→ **Directions for this task**
Rewrite only the lines from the one with "panel-b-tc-cb1-label: CB1 bbox=[69, 159, 96, 175]" to the one with "hbm-icon bbox=[3, 81, 27, 95]", swapping in "Forward Pass" wherever "Forward Batch" appears and leaving everything else the same.

[Dataset entries]
= = = = = = =

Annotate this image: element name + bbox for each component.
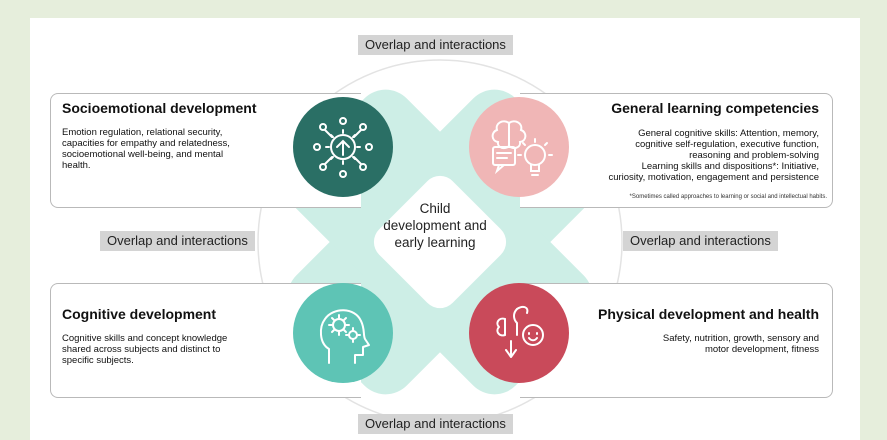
head-gears-icon bbox=[319, 309, 370, 364]
desc-line: curiosity, motivation, engagement and pe… bbox=[608, 172, 819, 183]
general-learning-box bbox=[520, 93, 833, 208]
center-line: Child bbox=[419, 201, 451, 216]
desc-line: motor development, fitness bbox=[704, 344, 819, 355]
desc-line: Safety, nutrition, growth, sensory and bbox=[662, 333, 819, 344]
overlap-label-left: Overlap and interactions bbox=[100, 231, 255, 251]
brain-lightbulb-icon bbox=[491, 120, 553, 176]
physical-title: Physical development and health bbox=[598, 306, 819, 322]
desc-line: Emotion regulation, relational security, bbox=[62, 127, 223, 138]
center-label: Child development and early learning bbox=[370, 200, 500, 251]
physical-box bbox=[520, 283, 833, 398]
desc-line: socioemotional well-being, and mental bbox=[62, 149, 224, 160]
network-gears-icon bbox=[313, 117, 373, 178]
desc-line: capacities for empathy and relatedness, bbox=[62, 138, 230, 149]
desc-line: General cognitive skills: Attention, mem… bbox=[638, 128, 819, 139]
body-health-icon bbox=[496, 305, 544, 358]
general-learning-title: General learning competencies bbox=[611, 100, 819, 116]
physical-circle bbox=[469, 283, 569, 383]
cognitive-circle bbox=[293, 283, 393, 383]
desc-line: cognitive self-regulation, executive fun… bbox=[635, 139, 819, 150]
desc-line: health. bbox=[62, 160, 91, 171]
desc-line: specific subjects. bbox=[62, 355, 134, 366]
overlap-label-top: Overlap and interactions bbox=[358, 35, 513, 55]
general-learning-description: General cognitive skills: Attention, mem… bbox=[559, 128, 819, 183]
cognitive-description: Cognitive skills and concept knowledge s… bbox=[62, 333, 282, 366]
center-square bbox=[373, 175, 507, 309]
center-line: early learning bbox=[394, 235, 476, 250]
socioemotional-title: Socioemotional development bbox=[62, 100, 257, 116]
overlap-label-bottom: Overlap and interactions bbox=[358, 414, 513, 434]
desc-line: Learning skills and dispositions*: Initi… bbox=[641, 161, 819, 172]
overlap-label-right: Overlap and interactions bbox=[623, 231, 778, 251]
desc-line: Cognitive skills and concept knowledge bbox=[62, 333, 228, 344]
desc-line: shared across subjects and distinct to bbox=[62, 344, 221, 355]
socioemotional-circle bbox=[293, 97, 393, 197]
general-learning-footnote: *Sometimes called approaches to learning… bbox=[629, 194, 827, 200]
physical-description: Safety, nutrition, growth, sensory and m… bbox=[579, 333, 819, 355]
center-line: development and bbox=[383, 218, 487, 233]
socioemotional-description: Emotion regulation, relational security,… bbox=[62, 127, 282, 171]
cognitive-title: Cognitive development bbox=[62, 306, 217, 322]
desc-line: reasoning and problem-solving bbox=[689, 150, 819, 161]
general-learning-circle bbox=[469, 97, 569, 197]
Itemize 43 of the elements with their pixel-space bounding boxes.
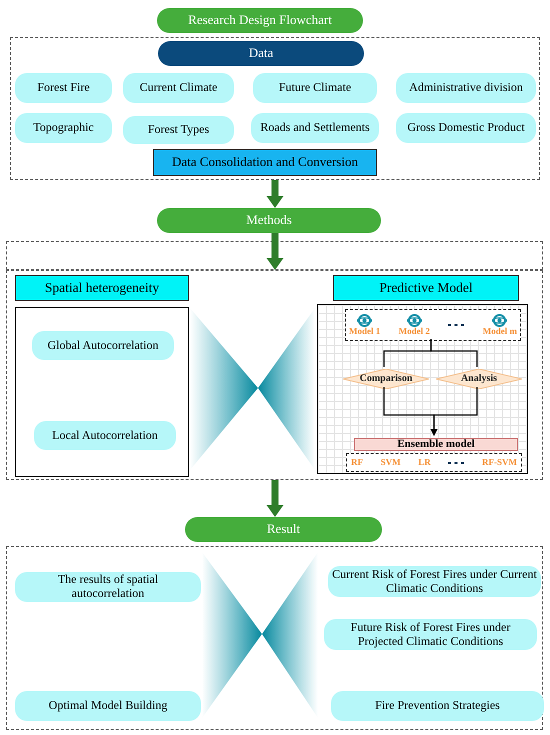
dashed-band bbox=[6, 241, 543, 270]
connector-line bbox=[430, 339, 478, 367]
data-pill: Roads and Settlements bbox=[251, 113, 379, 143]
method-pill: Global Autocorrelation bbox=[32, 331, 174, 360]
section-pill: Result bbox=[185, 517, 382, 542]
data-pill: Gross Domestic Product bbox=[396, 113, 536, 143]
model-label: Model 2 bbox=[398, 327, 430, 336]
result-pill: Fire Prevention Strategies bbox=[331, 691, 544, 721]
result-pill: Optimal Model Building bbox=[15, 691, 201, 721]
dashed-box bbox=[346, 453, 522, 472]
arrow bbox=[266, 180, 284, 208]
data-pill: Topographic bbox=[15, 113, 112, 143]
result-pill: The results of spatial autocorrelation bbox=[15, 572, 201, 602]
arrow bbox=[430, 387, 478, 436]
data-pill: Current Climate bbox=[123, 73, 234, 103]
dashed-container bbox=[10, 37, 540, 180]
algorithm-label: RF bbox=[351, 458, 363, 467]
method-pill: Local Autocorrelation bbox=[34, 421, 176, 450]
algorithm-label: SVM bbox=[380, 458, 401, 467]
algorithm-label: RF-SVM bbox=[482, 458, 517, 467]
result-pill: Current Risk of Forest Fires under Current Climatic Conditions bbox=[328, 566, 541, 597]
decision-diamond: Analysis bbox=[436, 369, 522, 389]
process-box: Ensemble model bbox=[354, 438, 518, 451]
data-pill: Administrative division bbox=[396, 73, 536, 103]
title-pill: Research Design Flowchart bbox=[157, 8, 363, 33]
arrow bbox=[266, 480, 284, 517]
algorithm-label: LR bbox=[418, 458, 431, 467]
arrow bbox=[266, 233, 284, 270]
decision-diamond: Comparison bbox=[343, 369, 429, 389]
header-box: Spatial heterogeneity bbox=[15, 275, 189, 301]
data-pill: Future Climate bbox=[253, 73, 377, 103]
process-box: Data Consolidation and Conversion bbox=[153, 149, 377, 176]
model-label: Model m bbox=[482, 327, 517, 336]
header-box: Predictive Model bbox=[333, 275, 519, 301]
dashed-box bbox=[345, 309, 521, 341]
section-pill: Data bbox=[158, 41, 364, 66]
data-pill: Forest Types bbox=[123, 116, 234, 144]
model-label: Model 1 bbox=[349, 327, 380, 336]
grid-panel bbox=[317, 304, 528, 474]
data-pill: Forest Fire bbox=[15, 73, 112, 103]
result-pill: Future Risk of Forest Fires under Projected Climatic Conditions bbox=[324, 619, 537, 650]
section-pill: Methods bbox=[157, 208, 381, 233]
panel-box bbox=[15, 307, 189, 477]
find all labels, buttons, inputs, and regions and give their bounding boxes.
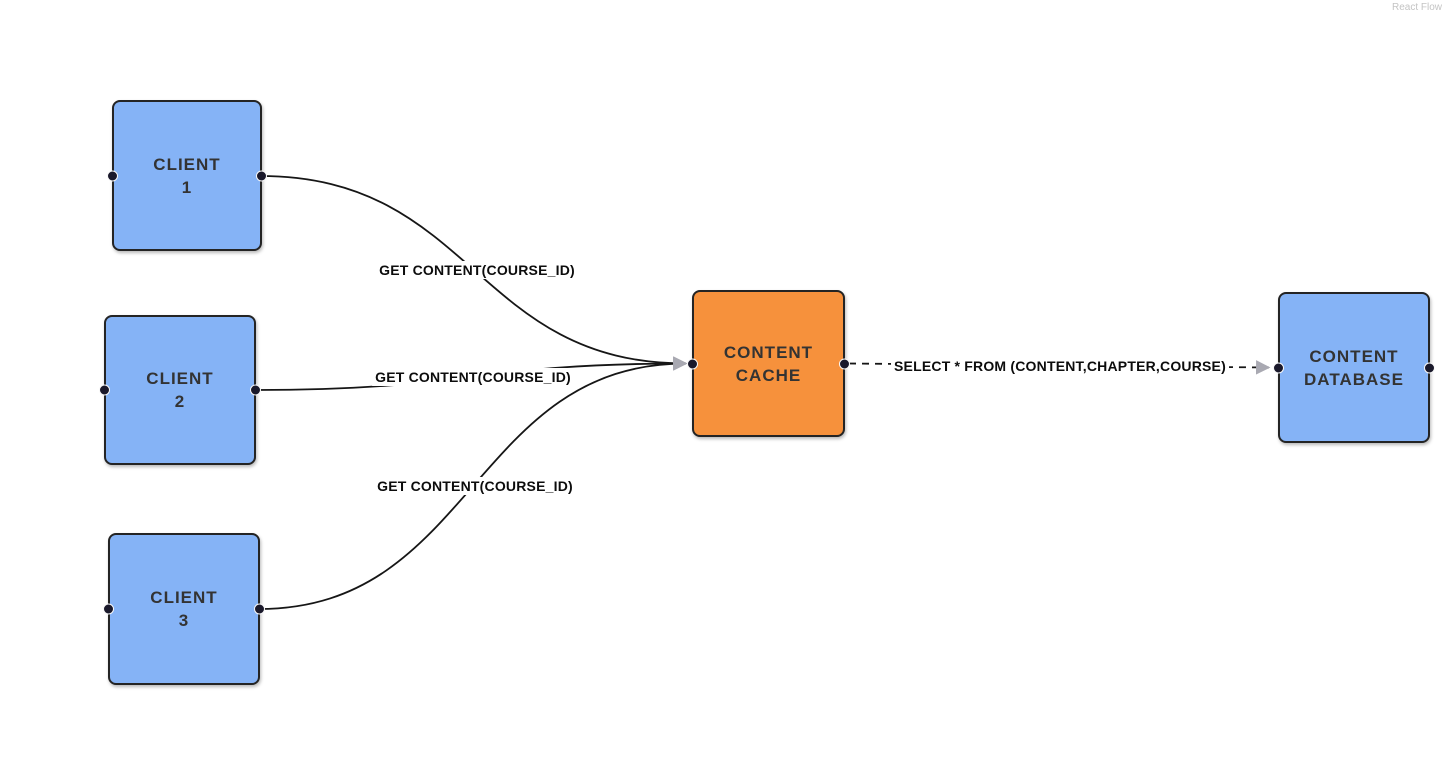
node-content-database-label-line2: DATABASE — [1304, 369, 1404, 389]
handle-client2-right[interactable] — [250, 384, 261, 396]
node-content-cache[interactable]: CONTENT CACHE — [687, 290, 850, 437]
node-client-3-label-line1: CLIENT — [150, 588, 218, 607]
handle-client1-right[interactable] — [256, 170, 267, 181]
node-client-1-label-line2: 1 — [181, 177, 193, 197]
edge-label-cache-database: SELECT * FROM (CONTENT,CHAPTER,COURSE) — [891, 357, 1229, 375]
edge-label-client2-cache: GET CONTENT(COURSE_ID) — [372, 368, 574, 386]
handle-database-right[interactable] — [1424, 362, 1435, 373]
handle-client3-right[interactable] — [254, 603, 265, 615]
node-client-1-label-line1: CLIENT — [153, 154, 221, 174]
node-client-1[interactable]: CLIENT 1 — [107, 100, 267, 251]
edge-label-client1-cache: GET CONTENT(COURSE_ID) — [376, 261, 578, 279]
node-client-2[interactable]: CLIENT 2 — [99, 315, 261, 465]
node-content-database-label-line1: CONTENT — [1309, 346, 1399, 366]
node-content-cache-label-line2: CACHE — [735, 365, 802, 385]
node-content-database[interactable]: CONTENT DATABASE — [1273, 292, 1435, 443]
handle-client3-left[interactable] — [103, 603, 114, 615]
handle-cache-left[interactable] — [687, 358, 698, 369]
node-content-cache-label-line1: CONTENT — [723, 342, 814, 362]
handle-cache-right[interactable] — [839, 358, 850, 369]
node-client-2-label-line2: 2 — [174, 392, 186, 411]
node-client-2-label-line1: CLIENT — [146, 369, 214, 388]
node-client-3-label-line2: 3 — [178, 611, 190, 630]
edge-label-client3-cache: GET CONTENT(COURSE_ID) — [374, 477, 576, 495]
react-flow-attribution-link[interactable]: React Flow — [1391, 2, 1442, 13]
handle-database-left[interactable] — [1273, 362, 1284, 373]
handle-client1-left[interactable] — [107, 170, 118, 181]
handle-client2-left[interactable] — [99, 384, 110, 396]
node-client-3[interactable]: CLIENT 3 — [103, 533, 265, 685]
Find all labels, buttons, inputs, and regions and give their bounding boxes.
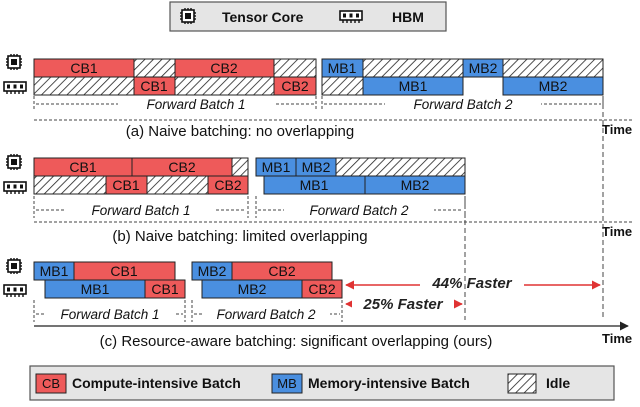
panel-b-tc-cb1-label: CB1 bbox=[69, 159, 96, 175]
panel-b-hbm-cb1-label: CB1 bbox=[112, 177, 139, 193]
panel-a-hbm-idle-3 bbox=[321, 76, 364, 96]
panel-c-hbm-mb1-label: MB1 bbox=[81, 281, 110, 297]
panel-a-hbm-mb2 bbox=[502, 76, 604, 96]
panel-a-hbm-mb2-label: MB2 bbox=[539, 78, 568, 94]
panel-b-hbm-cb2 bbox=[207, 175, 249, 195]
panel-c-batch2-label: Forward Batch 2 bbox=[216, 307, 316, 322]
panel-a-tc-idle-2 bbox=[273, 58, 317, 78]
panel-c-44-label: 44% Faster bbox=[431, 275, 512, 292]
hbm-label: HBM bbox=[392, 9, 424, 25]
panel-a-batch1-label: Forward Batch 1 bbox=[146, 97, 245, 112]
panel-c-hbm-cb1 bbox=[144, 279, 186, 299]
panel-b-hbm-idle-1 bbox=[33, 175, 107, 195]
mb-swatch bbox=[271, 373, 303, 394]
hbm-icon bbox=[3, 81, 27, 95]
panel-a-hbm-mb1 bbox=[362, 76, 464, 96]
cb-legend-label: Compute-intensive Batch bbox=[72, 375, 241, 391]
panel-b-batch2-label: Forward Batch 2 bbox=[309, 203, 409, 218]
panel-b-hbm-idle-2 bbox=[146, 175, 209, 195]
idle-swatch bbox=[507, 373, 537, 394]
panel-c-hbm-mb2-label: MB2 bbox=[238, 281, 267, 297]
panel-a-hbm-mb1-label: MB1 bbox=[399, 78, 428, 94]
label-mask bbox=[202, 306, 330, 322]
hbm-icon bbox=[3, 181, 27, 195]
panel-b-hbm-mb1-label: MB1 bbox=[300, 177, 329, 193]
panel-b-tc-idle-1 bbox=[231, 157, 249, 177]
panel-a-tc-mb2-label: MB2 bbox=[469, 60, 498, 76]
panel-b: CB1 CB2 MB1 MB2 CB1 CB2 MB1 MB2 Forward … bbox=[3, 153, 634, 245]
hbm-icon bbox=[3, 284, 27, 298]
panel-c-tc-cb2-label: CB2 bbox=[268, 263, 295, 279]
panel-b-batch1-label: Forward Batch 1 bbox=[91, 203, 190, 218]
label-mask bbox=[118, 96, 274, 112]
panel-a-hbm-idle-1 bbox=[33, 76, 135, 96]
top-legend: Tensor Core HBM bbox=[169, 1, 447, 32]
panel-a-batch2-label: Forward Batch 2 bbox=[413, 97, 513, 112]
tensor-core-icon bbox=[179, 7, 197, 25]
label-mask bbox=[385, 96, 541, 112]
panel-a-tc-cb1-label: CB1 bbox=[70, 60, 97, 76]
panel-a-tc-idle-3 bbox=[362, 58, 464, 78]
panel-c-caption: (c) Resource-aware batching: significant… bbox=[100, 333, 493, 350]
panel-a: CB1 CB2 MB1 MB2 CB1 CB2 MB1 MB2 Forward … bbox=[3, 53, 634, 140]
panel-c-hbm-cb1-label: CB1 bbox=[151, 281, 178, 297]
panel-a-time-label: Time bbox=[602, 122, 632, 137]
panel-a-hbm-idle-2 bbox=[174, 76, 275, 96]
tensor-core-label: Tensor Core bbox=[222, 9, 304, 25]
panel-c: MB1 CB1 MB2 CB2 MB1 CB1 MB2 CB2 44% Fast… bbox=[3, 257, 632, 350]
mb-legend-label: Memory-intensive Batch bbox=[308, 375, 470, 391]
tensor-core-icon bbox=[5, 53, 23, 71]
bottom-legend: CB Compute-intensive Batch MB Memory-int… bbox=[29, 365, 615, 401]
idle-legend-label: Idle bbox=[546, 375, 570, 391]
panel-c-tc-cb1-label: CB1 bbox=[110, 263, 137, 279]
panel-c-batch1-label: Forward Batch 1 bbox=[60, 307, 159, 322]
top-legend-box bbox=[169, 1, 447, 32]
tensor-core-icon bbox=[5, 153, 23, 171]
mb-swatch-tag: MB bbox=[277, 376, 297, 391]
panel-b-tc-mb2-label: MB2 bbox=[302, 159, 331, 175]
panel-a-hbm-cb2-label: CB2 bbox=[281, 78, 308, 94]
panel-b-tc-mb1-label: MB1 bbox=[262, 159, 291, 175]
panel-a-tc-idle-1 bbox=[133, 58, 176, 78]
panel-a-hbm-cb1-label: CB1 bbox=[140, 78, 167, 94]
panel-c-25-label: 25% Faster bbox=[362, 296, 443, 313]
panel-b-hbm-cb2-label: CB2 bbox=[214, 177, 241, 193]
panel-b-hbm-mb2 bbox=[364, 175, 466, 195]
panel-c-time-label: Time bbox=[602, 331, 632, 346]
label-mask bbox=[66, 202, 216, 218]
label-mask bbox=[46, 306, 174, 322]
cb-swatch bbox=[35, 373, 67, 394]
panel-a-caption: (a) Naive batching: no overlapping bbox=[126, 123, 354, 140]
cb-swatch-tag: CB bbox=[42, 376, 60, 391]
panel-c-hbm-cb2 bbox=[301, 279, 343, 299]
panel-a-tc-idle-4 bbox=[502, 58, 604, 78]
panel-a-tc-cb2-label: CB2 bbox=[210, 60, 237, 76]
hbm-icon bbox=[339, 10, 363, 24]
panel-b-caption: (b) Naive batching: limited overlapping bbox=[112, 228, 367, 245]
panel-c-hbm-cb2-label: CB2 bbox=[308, 281, 335, 297]
panel-c-tc-mb1-label: MB1 bbox=[40, 263, 69, 279]
tensor-core-icon bbox=[5, 257, 23, 275]
panel-b-hbm-mb2-label: MB2 bbox=[401, 177, 430, 193]
panel-b-tc-idle-2 bbox=[335, 157, 466, 177]
panel-a-tc-mb1-label: MB1 bbox=[328, 60, 357, 76]
label-mask bbox=[420, 273, 524, 293]
panel-a-hbm-cb2 bbox=[273, 76, 317, 96]
label-mask bbox=[352, 294, 454, 314]
panel-b-tc-cb2-label: CB2 bbox=[168, 159, 195, 175]
panel-b-time-label: Time bbox=[602, 224, 632, 239]
panel-c-tc-mb2-label: MB2 bbox=[198, 263, 227, 279]
label-mask bbox=[284, 202, 434, 218]
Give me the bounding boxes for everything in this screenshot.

= = = = = = =

→ **Exercise response**
panel-b-tc-cb1-label: CB1 bbox=[69, 159, 96, 175]
panel-b-hbm-cb1-label: CB1 bbox=[112, 177, 139, 193]
panel-a-hbm-idle-3 bbox=[321, 76, 364, 96]
panel-c-hbm-mb1-label: MB1 bbox=[81, 281, 110, 297]
panel-a-hbm-mb2 bbox=[502, 76, 604, 96]
panel-a-hbm-mb2-label: MB2 bbox=[539, 78, 568, 94]
panel-b-hbm-cb2 bbox=[207, 175, 249, 195]
panel-c-batch2-label: Forward Pass 2 bbox=[216, 307, 316, 322]
panel-a-tc-idle-2 bbox=[273, 58, 317, 78]
panel-c-44-label: 44% Faster bbox=[431, 275, 512, 292]
hbm-label: HBM bbox=[392, 9, 424, 25]
panel-a-batch1-label: Forward Pass 1 bbox=[146, 97, 245, 112]
panel-c-hbm-cb1 bbox=[144, 279, 186, 299]
panel-b-hbm-idle-1 bbox=[33, 175, 107, 195]
mb-swatch bbox=[271, 373, 303, 394]
hbm-icon bbox=[3, 81, 27, 95]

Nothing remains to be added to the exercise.